Stored records
===

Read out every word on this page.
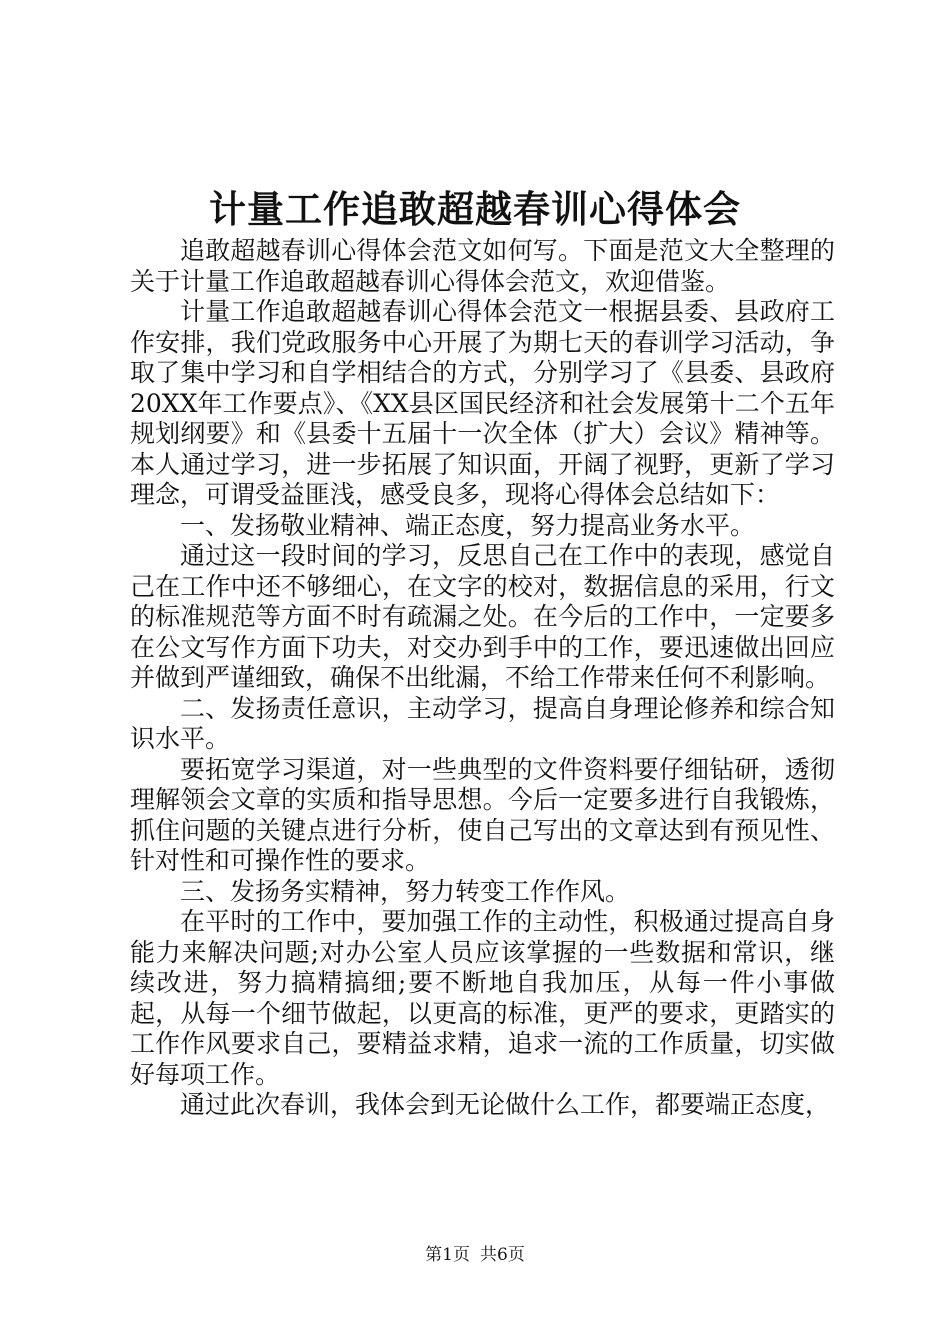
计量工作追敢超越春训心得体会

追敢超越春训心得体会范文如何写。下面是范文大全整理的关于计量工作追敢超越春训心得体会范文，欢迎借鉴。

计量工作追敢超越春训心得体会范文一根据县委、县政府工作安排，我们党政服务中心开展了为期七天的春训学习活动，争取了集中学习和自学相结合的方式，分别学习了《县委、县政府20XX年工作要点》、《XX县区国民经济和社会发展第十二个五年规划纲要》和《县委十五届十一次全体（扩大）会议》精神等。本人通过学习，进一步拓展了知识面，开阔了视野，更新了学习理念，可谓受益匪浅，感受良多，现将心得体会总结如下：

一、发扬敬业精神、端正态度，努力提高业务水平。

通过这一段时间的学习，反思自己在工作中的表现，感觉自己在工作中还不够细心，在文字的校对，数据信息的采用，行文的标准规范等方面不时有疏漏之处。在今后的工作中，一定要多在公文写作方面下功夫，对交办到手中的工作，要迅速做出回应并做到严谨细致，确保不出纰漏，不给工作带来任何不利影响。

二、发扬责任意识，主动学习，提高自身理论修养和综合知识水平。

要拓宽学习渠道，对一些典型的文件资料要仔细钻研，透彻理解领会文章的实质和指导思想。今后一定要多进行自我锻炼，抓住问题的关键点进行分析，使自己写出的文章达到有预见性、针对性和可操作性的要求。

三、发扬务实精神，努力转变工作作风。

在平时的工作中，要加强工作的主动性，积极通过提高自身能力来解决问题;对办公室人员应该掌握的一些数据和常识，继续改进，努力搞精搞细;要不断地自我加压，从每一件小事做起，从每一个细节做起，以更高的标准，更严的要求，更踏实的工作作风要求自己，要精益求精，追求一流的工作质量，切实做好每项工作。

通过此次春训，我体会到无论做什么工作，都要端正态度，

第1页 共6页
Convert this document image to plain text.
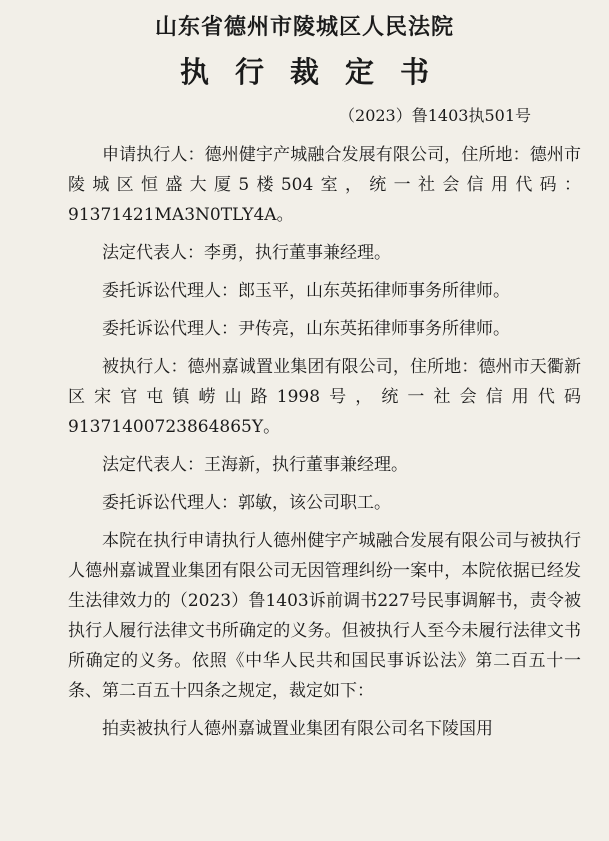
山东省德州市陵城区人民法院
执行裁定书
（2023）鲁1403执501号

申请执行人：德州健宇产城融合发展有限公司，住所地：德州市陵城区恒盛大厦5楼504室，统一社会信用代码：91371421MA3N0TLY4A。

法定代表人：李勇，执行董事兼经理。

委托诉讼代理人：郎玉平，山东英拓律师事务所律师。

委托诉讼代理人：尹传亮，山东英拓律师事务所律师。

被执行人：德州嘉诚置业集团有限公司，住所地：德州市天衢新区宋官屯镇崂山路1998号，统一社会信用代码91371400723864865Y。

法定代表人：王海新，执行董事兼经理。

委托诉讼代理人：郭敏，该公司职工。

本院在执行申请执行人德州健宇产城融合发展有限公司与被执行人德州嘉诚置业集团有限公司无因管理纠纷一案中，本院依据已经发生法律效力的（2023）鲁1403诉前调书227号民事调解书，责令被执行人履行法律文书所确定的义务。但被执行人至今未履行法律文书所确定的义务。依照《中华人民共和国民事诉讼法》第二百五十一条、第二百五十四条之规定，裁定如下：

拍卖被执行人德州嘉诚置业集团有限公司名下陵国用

===

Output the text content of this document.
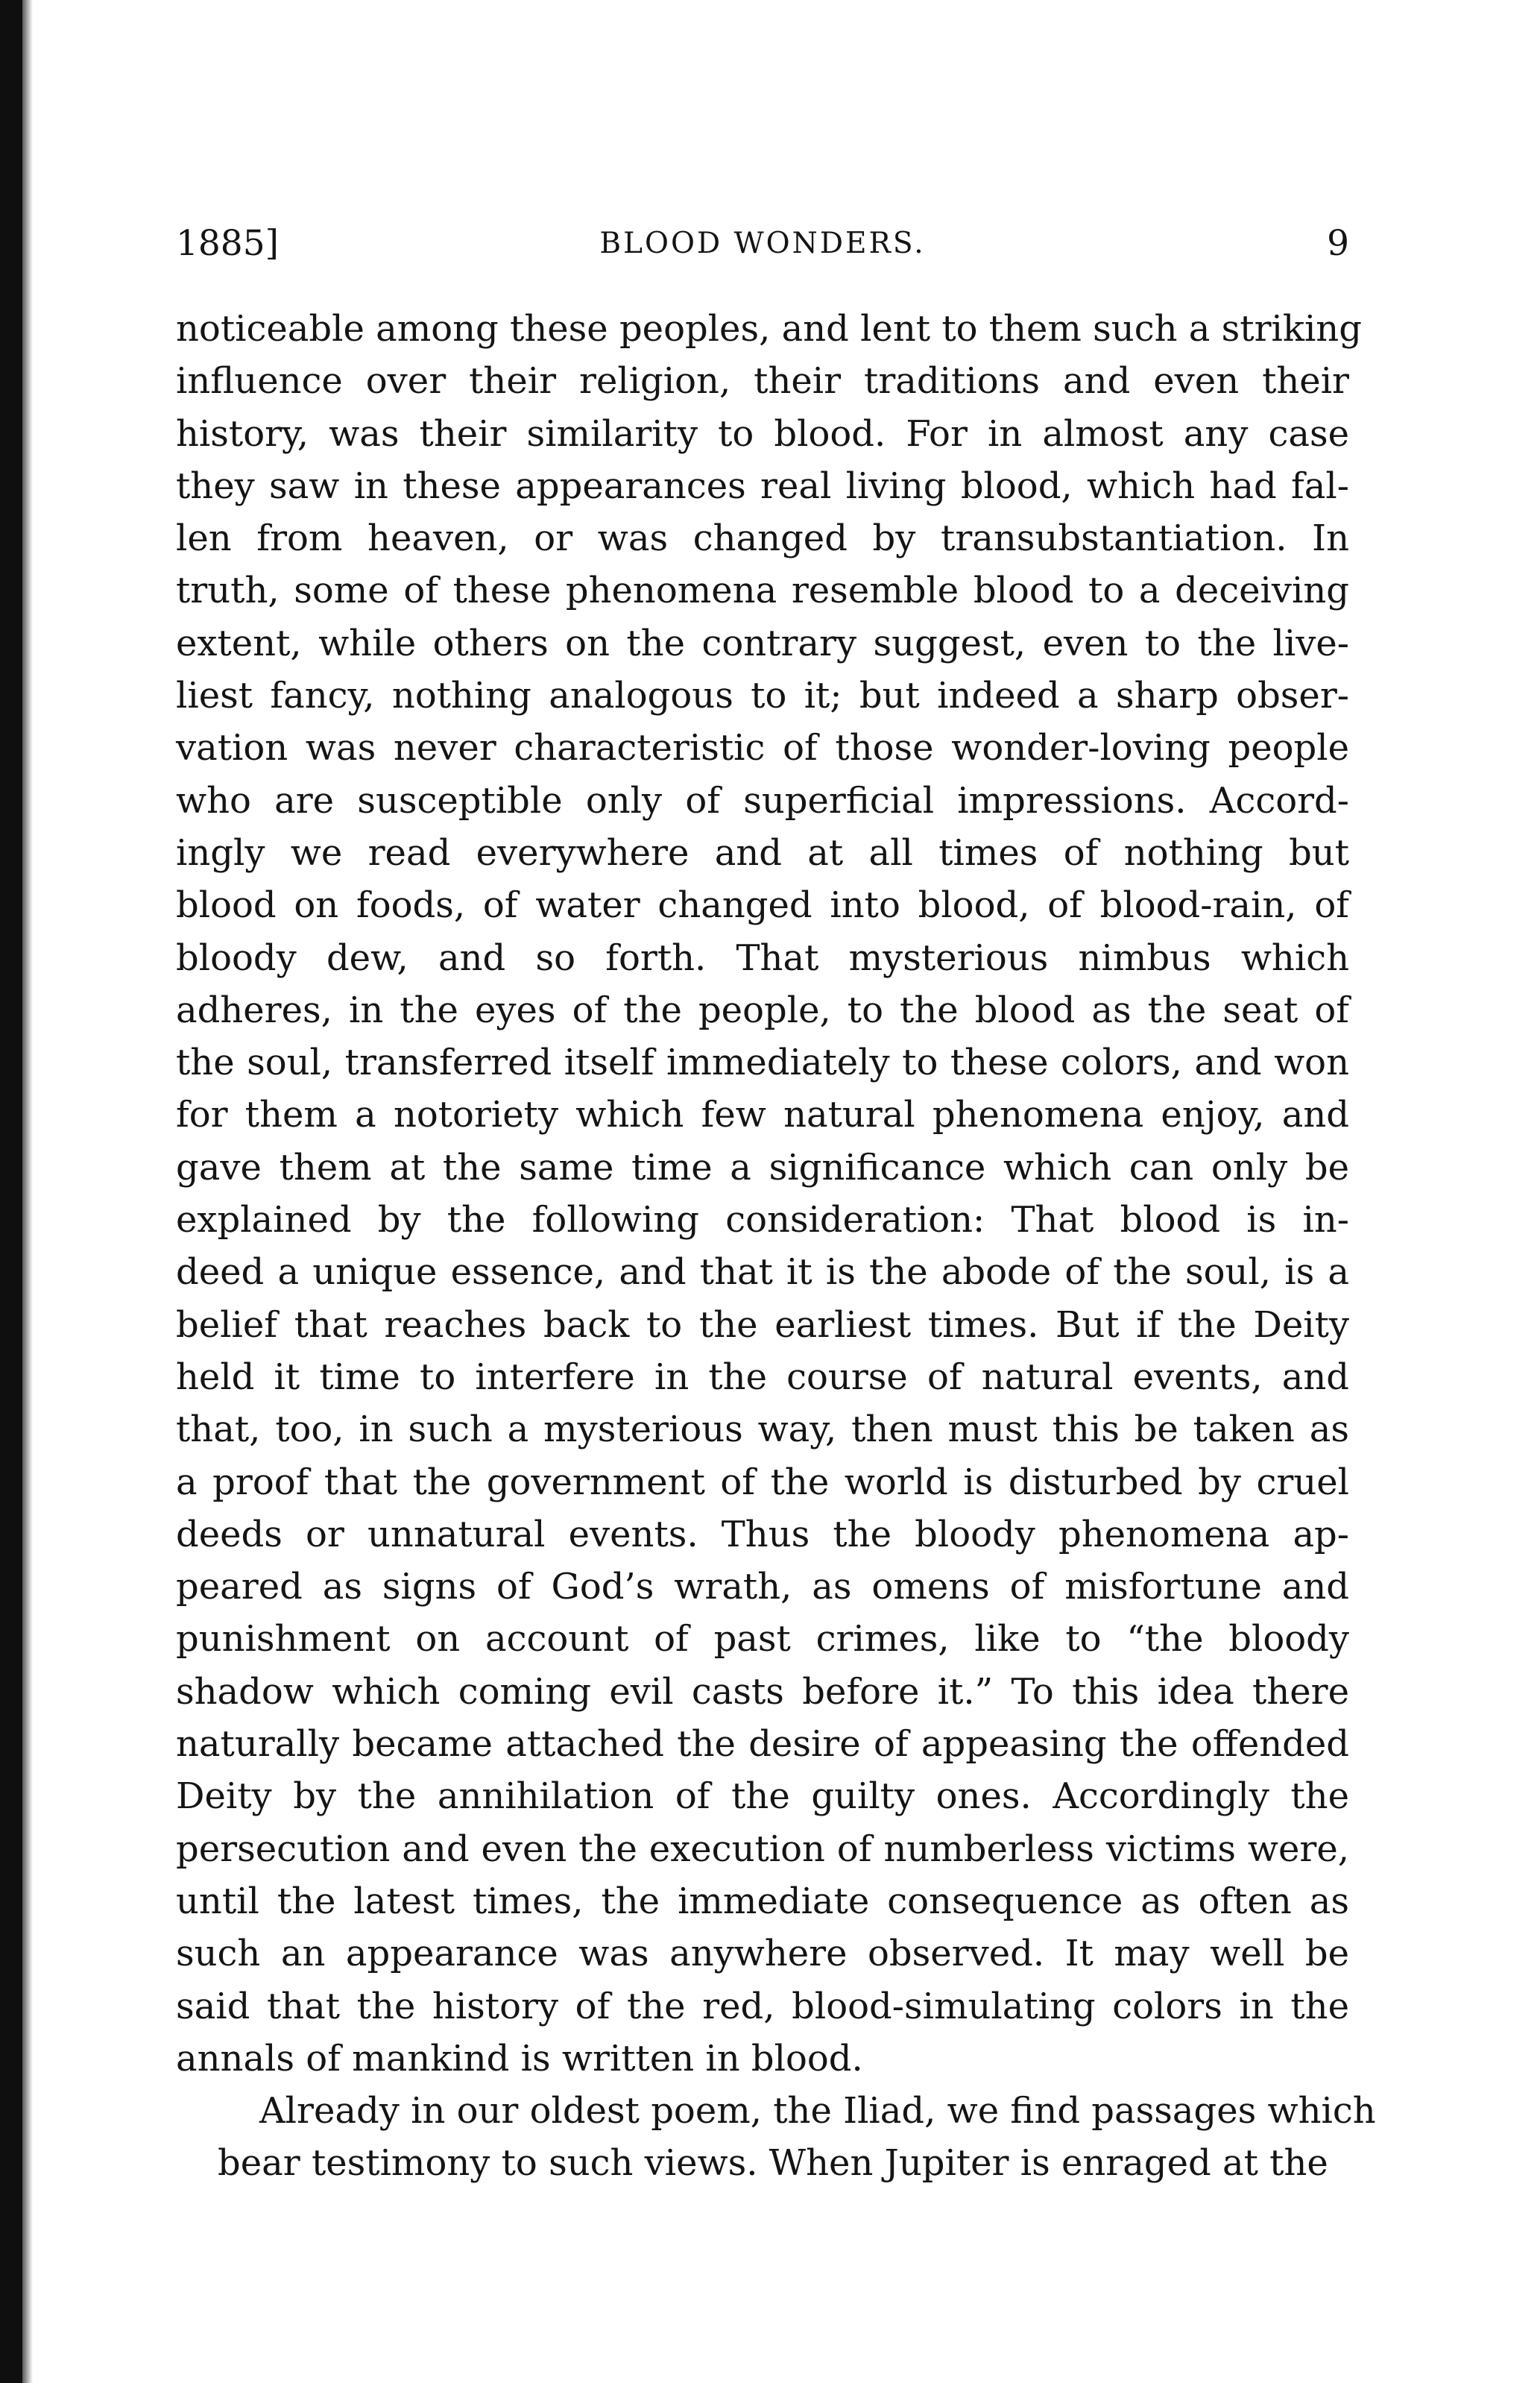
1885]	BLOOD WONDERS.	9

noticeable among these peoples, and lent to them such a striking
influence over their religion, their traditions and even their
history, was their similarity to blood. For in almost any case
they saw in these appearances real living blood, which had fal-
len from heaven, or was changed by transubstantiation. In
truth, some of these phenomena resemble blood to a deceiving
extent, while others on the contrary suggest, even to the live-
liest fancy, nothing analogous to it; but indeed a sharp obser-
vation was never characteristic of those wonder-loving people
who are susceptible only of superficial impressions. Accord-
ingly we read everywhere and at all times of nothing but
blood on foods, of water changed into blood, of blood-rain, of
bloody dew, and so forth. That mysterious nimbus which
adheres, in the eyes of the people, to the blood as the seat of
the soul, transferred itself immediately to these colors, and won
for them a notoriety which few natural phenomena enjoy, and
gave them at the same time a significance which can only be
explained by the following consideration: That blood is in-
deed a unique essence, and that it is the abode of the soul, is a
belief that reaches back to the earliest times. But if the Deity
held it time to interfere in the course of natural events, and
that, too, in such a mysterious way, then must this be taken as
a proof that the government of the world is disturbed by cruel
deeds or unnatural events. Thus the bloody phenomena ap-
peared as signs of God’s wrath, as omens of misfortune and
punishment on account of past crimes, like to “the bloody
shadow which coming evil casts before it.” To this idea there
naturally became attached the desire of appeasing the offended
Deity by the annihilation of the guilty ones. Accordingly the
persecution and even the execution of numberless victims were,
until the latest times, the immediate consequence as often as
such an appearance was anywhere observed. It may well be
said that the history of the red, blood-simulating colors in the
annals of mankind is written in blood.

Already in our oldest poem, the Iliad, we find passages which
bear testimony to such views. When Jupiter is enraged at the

===

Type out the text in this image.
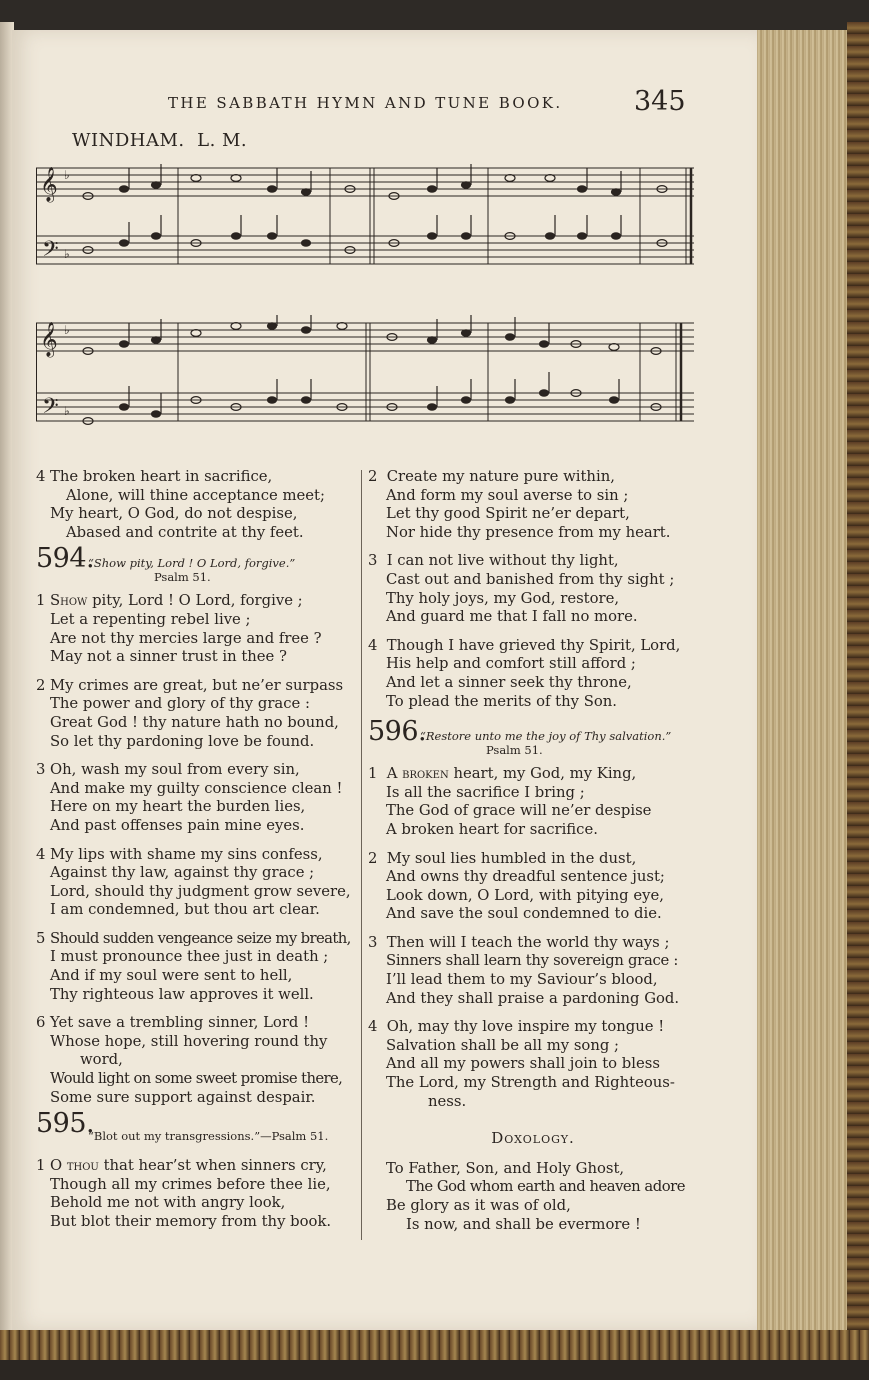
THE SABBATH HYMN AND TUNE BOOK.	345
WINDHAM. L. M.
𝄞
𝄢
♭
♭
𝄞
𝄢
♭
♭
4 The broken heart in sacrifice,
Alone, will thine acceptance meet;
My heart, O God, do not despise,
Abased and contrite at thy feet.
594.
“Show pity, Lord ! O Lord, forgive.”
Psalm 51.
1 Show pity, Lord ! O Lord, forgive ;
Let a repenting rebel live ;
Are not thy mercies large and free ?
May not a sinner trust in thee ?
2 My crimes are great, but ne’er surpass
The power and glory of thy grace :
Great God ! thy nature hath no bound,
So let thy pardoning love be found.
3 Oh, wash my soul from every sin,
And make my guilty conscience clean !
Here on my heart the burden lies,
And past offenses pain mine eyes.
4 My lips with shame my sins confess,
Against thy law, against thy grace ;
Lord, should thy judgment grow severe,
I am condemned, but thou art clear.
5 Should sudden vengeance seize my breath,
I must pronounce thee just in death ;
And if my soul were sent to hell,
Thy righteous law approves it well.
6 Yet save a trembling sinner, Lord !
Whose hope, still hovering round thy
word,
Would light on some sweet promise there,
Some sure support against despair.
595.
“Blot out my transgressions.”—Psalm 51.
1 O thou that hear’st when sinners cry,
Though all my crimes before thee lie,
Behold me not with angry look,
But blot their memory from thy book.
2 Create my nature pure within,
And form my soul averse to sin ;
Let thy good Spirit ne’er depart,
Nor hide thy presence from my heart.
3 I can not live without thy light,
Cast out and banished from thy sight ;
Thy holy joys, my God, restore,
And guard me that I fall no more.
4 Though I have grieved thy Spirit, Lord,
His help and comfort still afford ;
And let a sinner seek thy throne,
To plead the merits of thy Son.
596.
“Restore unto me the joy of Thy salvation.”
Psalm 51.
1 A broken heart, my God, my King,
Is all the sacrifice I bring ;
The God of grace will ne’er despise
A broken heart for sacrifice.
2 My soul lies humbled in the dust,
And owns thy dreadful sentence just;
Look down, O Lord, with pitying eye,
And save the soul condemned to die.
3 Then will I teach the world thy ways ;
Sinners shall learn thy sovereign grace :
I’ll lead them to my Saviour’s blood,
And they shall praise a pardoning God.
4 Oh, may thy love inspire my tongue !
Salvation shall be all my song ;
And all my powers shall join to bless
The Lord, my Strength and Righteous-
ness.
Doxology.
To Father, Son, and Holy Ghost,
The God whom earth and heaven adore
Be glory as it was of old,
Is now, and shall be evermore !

===

Copy out every line from the records that has the word "heart".

Written solution:
4 The broken heart in sacrifice,
My heart, O God, do not despise,
Here on my heart the burden lies,
Nor hide thy presence from my heart.
1 A broken heart, my God, my King,
A broken heart for sacrifice.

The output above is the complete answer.